=== Stored items ===
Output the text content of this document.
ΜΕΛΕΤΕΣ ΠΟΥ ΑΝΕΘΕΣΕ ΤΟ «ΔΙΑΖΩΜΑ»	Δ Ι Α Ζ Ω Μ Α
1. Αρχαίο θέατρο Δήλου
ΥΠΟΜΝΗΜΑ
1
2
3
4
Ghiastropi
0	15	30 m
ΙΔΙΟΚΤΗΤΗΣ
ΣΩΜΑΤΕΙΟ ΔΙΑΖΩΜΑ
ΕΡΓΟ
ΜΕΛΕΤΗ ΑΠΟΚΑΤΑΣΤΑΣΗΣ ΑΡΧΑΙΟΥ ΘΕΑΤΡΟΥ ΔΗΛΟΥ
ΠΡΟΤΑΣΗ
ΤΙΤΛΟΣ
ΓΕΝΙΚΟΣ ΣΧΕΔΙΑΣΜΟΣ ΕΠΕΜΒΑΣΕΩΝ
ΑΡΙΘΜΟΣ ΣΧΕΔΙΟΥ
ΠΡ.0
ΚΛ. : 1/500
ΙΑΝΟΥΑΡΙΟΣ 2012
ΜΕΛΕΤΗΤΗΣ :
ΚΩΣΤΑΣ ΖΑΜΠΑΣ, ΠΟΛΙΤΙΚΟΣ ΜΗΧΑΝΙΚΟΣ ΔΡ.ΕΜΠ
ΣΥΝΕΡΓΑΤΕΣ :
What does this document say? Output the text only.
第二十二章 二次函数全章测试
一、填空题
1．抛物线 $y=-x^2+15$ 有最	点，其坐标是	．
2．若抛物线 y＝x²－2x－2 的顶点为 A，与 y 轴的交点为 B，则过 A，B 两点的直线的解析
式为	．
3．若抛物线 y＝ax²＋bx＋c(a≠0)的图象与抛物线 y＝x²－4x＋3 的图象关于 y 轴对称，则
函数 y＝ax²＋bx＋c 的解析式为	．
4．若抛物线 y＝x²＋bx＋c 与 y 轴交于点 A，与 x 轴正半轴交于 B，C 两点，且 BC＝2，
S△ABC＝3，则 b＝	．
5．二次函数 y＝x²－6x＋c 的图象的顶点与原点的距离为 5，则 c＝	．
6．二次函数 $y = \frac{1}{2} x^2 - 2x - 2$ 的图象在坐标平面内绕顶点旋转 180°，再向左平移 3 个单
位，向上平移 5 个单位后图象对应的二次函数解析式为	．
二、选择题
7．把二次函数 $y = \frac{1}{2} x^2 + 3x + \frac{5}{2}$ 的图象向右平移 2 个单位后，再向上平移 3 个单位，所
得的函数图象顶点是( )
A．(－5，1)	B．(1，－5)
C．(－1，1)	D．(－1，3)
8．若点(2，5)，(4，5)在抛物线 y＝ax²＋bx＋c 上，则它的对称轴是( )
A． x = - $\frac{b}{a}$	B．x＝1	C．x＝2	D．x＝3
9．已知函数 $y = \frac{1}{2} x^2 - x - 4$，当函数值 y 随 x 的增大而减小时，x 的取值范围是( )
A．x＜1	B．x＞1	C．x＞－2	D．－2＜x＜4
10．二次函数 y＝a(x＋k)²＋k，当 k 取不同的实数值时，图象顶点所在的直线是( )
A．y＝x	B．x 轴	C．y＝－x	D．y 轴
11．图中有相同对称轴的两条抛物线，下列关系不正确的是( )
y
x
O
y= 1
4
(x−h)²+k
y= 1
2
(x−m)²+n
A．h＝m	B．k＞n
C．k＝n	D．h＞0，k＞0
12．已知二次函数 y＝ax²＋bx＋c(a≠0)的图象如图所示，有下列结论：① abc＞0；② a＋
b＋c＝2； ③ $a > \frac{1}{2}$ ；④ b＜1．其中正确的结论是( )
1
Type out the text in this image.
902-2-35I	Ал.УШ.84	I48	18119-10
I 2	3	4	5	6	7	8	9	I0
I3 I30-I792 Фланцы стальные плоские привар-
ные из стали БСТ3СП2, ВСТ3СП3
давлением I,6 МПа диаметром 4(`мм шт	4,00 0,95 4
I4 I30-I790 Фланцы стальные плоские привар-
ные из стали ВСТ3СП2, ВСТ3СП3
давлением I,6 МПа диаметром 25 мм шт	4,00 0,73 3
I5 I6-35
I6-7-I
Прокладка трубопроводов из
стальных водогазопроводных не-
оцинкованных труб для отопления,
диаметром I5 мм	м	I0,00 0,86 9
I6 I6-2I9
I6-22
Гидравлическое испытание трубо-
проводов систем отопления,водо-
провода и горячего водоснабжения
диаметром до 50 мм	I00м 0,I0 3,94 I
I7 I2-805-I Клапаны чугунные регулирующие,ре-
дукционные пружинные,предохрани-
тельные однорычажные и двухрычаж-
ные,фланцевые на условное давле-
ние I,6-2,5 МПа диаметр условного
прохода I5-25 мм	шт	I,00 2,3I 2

=== DIRECTION ===
Please quote exactly the lines from the one containing "Type out the text in this image." through the last line of the records above, both included, and nothing else.

=== SOLUTION TO THE PROBLEM ===
Type out the text in this image.
902-2-35I	Ал.УШ.84	I48	18119-10
I 2	3	4	5	6	7	8	9	I0
I3 I30-I792 Фланцы стальные плоские привар-
ные из стали БСТ3СП2, ВСТ3СП3
давлением I,6 МПа диаметром 4(`мм шт	4,00 0,95 4
I4 I30-I790 Фланцы стальные плоские привар-
ные из стали ВСТ3СП2, ВСТ3СП3
давлением I,6 МПа диаметром 25 мм шт	4,00 0,73 3
I5 I6-35
I6-7-I
Прокладка трубопроводов из
стальных водогазопроводных не-
оцинкованных труб для отопления,
диаметром I5 мм	м	I0,00 0,86 9
I6 I6-2I9
I6-22
Гидравлическое испытание трубо-
проводов систем отопления,водо-
провода и горячего водоснабжения
диаметром до 50 мм	I00м 0,I0 3,94 I
I7 I2-805-I Клапаны чугунные регулирующие,ре-
дукционные пружинные,предохрани-
тельные однорычажные и двухрычаж-
ные,фланцевые на условное давле-
ние I,6-2,5 МПа диаметр условного
прохода I5-25 мм	шт	I,00 2,3I 2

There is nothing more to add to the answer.